§ Given request: Exact repetition of every entry is required.

§ Exercise materials:
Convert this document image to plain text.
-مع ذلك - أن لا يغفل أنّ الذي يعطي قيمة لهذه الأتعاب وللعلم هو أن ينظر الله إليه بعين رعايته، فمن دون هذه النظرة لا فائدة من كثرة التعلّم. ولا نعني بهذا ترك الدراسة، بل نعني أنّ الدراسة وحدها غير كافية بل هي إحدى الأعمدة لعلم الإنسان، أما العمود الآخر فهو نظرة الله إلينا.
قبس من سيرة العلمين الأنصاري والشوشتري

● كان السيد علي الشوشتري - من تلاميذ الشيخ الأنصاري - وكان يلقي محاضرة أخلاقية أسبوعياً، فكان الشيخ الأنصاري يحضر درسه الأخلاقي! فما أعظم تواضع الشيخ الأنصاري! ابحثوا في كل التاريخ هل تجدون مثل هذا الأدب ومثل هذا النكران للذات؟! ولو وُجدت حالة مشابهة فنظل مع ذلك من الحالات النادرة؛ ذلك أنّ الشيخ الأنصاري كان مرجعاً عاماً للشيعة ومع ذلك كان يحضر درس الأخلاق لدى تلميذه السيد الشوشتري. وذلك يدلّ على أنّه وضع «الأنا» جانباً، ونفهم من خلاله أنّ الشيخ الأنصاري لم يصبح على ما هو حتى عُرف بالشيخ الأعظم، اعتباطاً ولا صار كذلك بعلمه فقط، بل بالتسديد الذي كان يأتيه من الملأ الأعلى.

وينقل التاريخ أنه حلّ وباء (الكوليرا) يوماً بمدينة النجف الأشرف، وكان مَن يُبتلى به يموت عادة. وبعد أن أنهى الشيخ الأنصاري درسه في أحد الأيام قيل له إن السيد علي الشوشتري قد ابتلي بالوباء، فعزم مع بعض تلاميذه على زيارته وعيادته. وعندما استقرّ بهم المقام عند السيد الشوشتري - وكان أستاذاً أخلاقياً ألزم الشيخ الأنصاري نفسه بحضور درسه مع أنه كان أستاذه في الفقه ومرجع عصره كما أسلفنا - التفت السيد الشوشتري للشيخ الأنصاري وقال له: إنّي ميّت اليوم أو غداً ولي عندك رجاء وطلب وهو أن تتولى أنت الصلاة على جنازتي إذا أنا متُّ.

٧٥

§ Solution to this problem:
Convert this document image to plain text.
-مع ذلك - أن لا يغفل أنّ الذي يعطي قيمة لهذه الأتعاب وللعلم هو أن ينظر الله إليه بعين رعايته، فمن دون هذه النظرة لا فائدة من كثرة التعلّم. ولا نعني بهذا ترك الدراسة، بل نعني أنّ الدراسة وحدها غير كافية بل هي إحدى الأعمدة لعلم الإنسان، أما العمود الآخر فهو نظرة الله إلينا.
قبس من سيرة العلمين الأنصاري والشوشتري

● كان السيد علي الشوشتري - من تلاميذ الشيخ الأنصاري - وكان يلقي محاضرة أخلاقية أسبوعياً، فكان الشيخ الأنصاري يحضر درسه الأخلاقي! فما أعظم تواضع الشيخ الأنصاري! ابحثوا في كل التاريخ هل تجدون مثل هذا الأدب ومثل هذا النكران للذات؟! ولو وُجدت حالة مشابهة فنظل مع ذلك من الحالات النادرة؛ ذلك أنّ الشيخ الأنصاري كان مرجعاً عاماً للشيعة ومع ذلك كان يحضر درس الأخلاق لدى تلميذه السيد الشوشتري. وذلك يدلّ على أنّه وضع «الأنا» جانباً، ونفهم من خلاله أنّ الشيخ الأنصاري لم يصبح على ما هو حتى عُرف بالشيخ الأعظم، اعتباطاً ولا صار كذلك بعلمه فقط، بل بالتسديد الذي كان يأتيه من الملأ الأعلى.

وينقل التاريخ أنه حلّ وباء (الكوليرا) يوماً بمدينة النجف الأشرف، وكان مَن يُبتلى به يموت عادة. وبعد أن أنهى الشيخ الأنصاري درسه في أحد الأيام قيل له إن السيد علي الشوشتري قد ابتلي بالوباء، فعزم مع بعض تلاميذه على زيارته وعيادته. وعندما استقرّ بهم المقام عند السيد الشوشتري - وكان أستاذاً أخلاقياً ألزم الشيخ الأنصاري نفسه بحضور درسه مع أنه كان أستاذه في الفقه ومرجع عصره كما أسلفنا - التفت السيد الشوشتري للشيخ الأنصاري وقال له: إنّي ميّت اليوم أو غداً ولي عندك رجاء وطلب وهو أن تتولى أنت الصلاة على جنازتي إذا أنا متُّ.

٧٥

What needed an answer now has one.